§ **Input material**
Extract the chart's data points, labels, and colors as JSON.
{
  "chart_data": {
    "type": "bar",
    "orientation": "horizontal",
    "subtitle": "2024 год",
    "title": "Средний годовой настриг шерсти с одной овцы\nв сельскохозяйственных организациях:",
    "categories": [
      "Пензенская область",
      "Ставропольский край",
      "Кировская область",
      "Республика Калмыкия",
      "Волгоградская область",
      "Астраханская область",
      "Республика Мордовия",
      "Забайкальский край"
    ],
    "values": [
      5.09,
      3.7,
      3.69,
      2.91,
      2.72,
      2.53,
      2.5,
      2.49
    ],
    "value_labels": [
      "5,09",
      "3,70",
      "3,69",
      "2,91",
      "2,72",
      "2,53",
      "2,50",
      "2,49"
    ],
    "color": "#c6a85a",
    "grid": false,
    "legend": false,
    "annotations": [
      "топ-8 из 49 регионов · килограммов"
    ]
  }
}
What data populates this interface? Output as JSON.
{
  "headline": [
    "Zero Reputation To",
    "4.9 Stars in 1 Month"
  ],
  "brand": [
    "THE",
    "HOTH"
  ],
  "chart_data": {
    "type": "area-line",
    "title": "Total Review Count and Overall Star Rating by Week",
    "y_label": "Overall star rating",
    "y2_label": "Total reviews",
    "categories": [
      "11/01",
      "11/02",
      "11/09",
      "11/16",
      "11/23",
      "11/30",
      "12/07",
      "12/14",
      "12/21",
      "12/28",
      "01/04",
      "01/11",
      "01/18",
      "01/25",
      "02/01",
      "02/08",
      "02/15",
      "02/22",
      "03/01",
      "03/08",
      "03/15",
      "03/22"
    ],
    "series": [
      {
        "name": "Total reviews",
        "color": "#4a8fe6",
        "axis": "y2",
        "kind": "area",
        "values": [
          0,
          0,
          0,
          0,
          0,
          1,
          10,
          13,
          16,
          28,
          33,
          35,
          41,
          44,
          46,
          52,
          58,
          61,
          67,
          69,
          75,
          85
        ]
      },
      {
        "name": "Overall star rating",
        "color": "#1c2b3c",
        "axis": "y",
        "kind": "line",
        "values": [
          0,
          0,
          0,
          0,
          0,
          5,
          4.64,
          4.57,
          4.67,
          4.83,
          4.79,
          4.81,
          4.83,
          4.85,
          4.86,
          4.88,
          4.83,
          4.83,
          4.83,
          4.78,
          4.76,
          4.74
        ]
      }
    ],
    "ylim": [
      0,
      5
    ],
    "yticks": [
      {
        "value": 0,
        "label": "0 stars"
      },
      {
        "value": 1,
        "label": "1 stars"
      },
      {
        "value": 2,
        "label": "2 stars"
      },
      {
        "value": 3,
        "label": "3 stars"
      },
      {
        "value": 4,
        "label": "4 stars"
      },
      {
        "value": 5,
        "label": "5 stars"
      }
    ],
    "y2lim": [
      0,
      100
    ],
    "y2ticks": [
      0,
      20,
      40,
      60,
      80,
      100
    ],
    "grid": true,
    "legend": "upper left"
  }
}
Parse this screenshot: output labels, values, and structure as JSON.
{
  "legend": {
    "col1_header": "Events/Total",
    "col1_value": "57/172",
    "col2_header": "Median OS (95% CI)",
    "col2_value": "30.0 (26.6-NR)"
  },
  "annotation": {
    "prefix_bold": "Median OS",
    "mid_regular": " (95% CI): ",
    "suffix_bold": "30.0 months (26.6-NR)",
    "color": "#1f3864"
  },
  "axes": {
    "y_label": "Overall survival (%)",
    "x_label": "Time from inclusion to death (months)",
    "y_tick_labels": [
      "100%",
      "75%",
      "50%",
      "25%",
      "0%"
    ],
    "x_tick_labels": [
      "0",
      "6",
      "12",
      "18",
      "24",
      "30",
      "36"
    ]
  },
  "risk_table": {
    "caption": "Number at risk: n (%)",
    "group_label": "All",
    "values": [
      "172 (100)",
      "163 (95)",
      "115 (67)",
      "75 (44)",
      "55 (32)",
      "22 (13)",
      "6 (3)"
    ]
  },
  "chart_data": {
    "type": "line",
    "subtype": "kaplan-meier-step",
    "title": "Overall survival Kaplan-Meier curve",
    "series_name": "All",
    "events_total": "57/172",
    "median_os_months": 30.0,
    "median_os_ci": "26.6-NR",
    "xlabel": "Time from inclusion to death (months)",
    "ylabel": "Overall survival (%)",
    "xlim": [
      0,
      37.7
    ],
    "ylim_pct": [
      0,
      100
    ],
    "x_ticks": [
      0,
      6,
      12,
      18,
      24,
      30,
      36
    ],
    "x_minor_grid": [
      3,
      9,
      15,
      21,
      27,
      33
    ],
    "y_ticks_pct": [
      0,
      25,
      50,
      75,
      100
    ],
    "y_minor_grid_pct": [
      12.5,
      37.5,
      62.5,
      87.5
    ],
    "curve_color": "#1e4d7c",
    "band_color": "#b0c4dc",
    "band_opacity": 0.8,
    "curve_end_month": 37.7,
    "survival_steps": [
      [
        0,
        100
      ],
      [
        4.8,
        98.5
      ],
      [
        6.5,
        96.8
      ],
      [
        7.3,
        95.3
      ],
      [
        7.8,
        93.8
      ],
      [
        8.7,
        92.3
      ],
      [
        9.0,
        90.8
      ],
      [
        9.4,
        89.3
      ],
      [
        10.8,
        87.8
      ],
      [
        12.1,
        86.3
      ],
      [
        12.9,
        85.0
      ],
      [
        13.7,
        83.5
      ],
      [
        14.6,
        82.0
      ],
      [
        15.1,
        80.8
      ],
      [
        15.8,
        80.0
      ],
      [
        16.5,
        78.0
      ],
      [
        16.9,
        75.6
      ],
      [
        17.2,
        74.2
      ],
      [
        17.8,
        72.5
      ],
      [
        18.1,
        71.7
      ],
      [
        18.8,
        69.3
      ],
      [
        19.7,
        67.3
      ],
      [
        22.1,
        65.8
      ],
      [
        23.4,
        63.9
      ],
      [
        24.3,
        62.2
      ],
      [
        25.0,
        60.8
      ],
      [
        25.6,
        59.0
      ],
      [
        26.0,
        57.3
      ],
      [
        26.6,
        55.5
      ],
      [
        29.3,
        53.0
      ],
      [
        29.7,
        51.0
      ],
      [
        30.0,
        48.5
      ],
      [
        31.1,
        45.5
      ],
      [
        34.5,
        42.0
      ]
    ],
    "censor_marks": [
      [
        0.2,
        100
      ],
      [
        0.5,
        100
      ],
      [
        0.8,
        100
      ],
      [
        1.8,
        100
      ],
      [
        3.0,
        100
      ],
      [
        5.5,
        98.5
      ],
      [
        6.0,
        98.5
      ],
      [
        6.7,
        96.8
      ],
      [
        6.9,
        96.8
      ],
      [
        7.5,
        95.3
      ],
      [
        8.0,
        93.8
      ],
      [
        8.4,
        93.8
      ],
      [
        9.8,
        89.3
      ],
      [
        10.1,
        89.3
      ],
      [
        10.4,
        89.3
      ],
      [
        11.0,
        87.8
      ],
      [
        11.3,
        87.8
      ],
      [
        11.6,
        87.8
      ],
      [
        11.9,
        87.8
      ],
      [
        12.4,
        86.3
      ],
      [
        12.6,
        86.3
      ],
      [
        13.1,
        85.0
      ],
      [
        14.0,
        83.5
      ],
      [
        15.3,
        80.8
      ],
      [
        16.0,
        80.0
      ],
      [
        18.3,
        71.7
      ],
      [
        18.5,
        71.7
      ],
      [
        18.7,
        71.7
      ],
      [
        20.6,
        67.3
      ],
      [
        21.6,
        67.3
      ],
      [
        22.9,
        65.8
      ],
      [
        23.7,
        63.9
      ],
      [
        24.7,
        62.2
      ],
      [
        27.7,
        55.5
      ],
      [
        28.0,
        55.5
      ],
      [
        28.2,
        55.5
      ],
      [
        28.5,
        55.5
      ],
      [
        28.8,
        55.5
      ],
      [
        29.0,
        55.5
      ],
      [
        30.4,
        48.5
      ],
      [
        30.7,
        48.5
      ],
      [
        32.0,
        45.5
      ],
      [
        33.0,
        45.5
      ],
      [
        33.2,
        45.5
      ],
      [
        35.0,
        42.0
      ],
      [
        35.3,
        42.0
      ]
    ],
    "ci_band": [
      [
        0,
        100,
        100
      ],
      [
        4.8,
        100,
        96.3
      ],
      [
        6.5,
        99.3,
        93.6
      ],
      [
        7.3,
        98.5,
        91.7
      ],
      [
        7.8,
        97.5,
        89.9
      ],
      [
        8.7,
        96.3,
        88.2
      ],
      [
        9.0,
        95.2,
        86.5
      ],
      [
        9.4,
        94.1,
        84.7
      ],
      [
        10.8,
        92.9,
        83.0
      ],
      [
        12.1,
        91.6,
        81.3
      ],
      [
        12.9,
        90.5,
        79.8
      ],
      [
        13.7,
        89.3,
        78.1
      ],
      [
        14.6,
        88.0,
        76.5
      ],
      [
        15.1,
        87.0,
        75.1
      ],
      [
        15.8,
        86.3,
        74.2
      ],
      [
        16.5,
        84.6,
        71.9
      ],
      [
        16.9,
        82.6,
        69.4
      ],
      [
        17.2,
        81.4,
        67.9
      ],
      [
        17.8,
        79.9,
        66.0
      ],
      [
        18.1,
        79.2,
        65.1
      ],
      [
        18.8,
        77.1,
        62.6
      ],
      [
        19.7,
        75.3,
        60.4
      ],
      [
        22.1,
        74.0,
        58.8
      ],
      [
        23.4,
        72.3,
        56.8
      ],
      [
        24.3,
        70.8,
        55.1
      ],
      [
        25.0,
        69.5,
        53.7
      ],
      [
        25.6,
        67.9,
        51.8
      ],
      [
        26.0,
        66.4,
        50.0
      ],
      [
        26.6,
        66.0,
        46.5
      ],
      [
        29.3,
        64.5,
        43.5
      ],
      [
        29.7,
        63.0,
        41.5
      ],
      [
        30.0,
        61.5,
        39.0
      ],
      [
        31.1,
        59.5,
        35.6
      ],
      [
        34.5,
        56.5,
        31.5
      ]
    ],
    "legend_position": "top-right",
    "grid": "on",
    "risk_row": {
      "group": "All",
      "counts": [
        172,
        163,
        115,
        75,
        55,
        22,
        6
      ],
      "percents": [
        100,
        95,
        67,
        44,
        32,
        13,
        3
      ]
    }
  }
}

§ **Work to be completed**
Count the lines of these entries that hold the string "this", and give only that number.

§ **Answer below**
2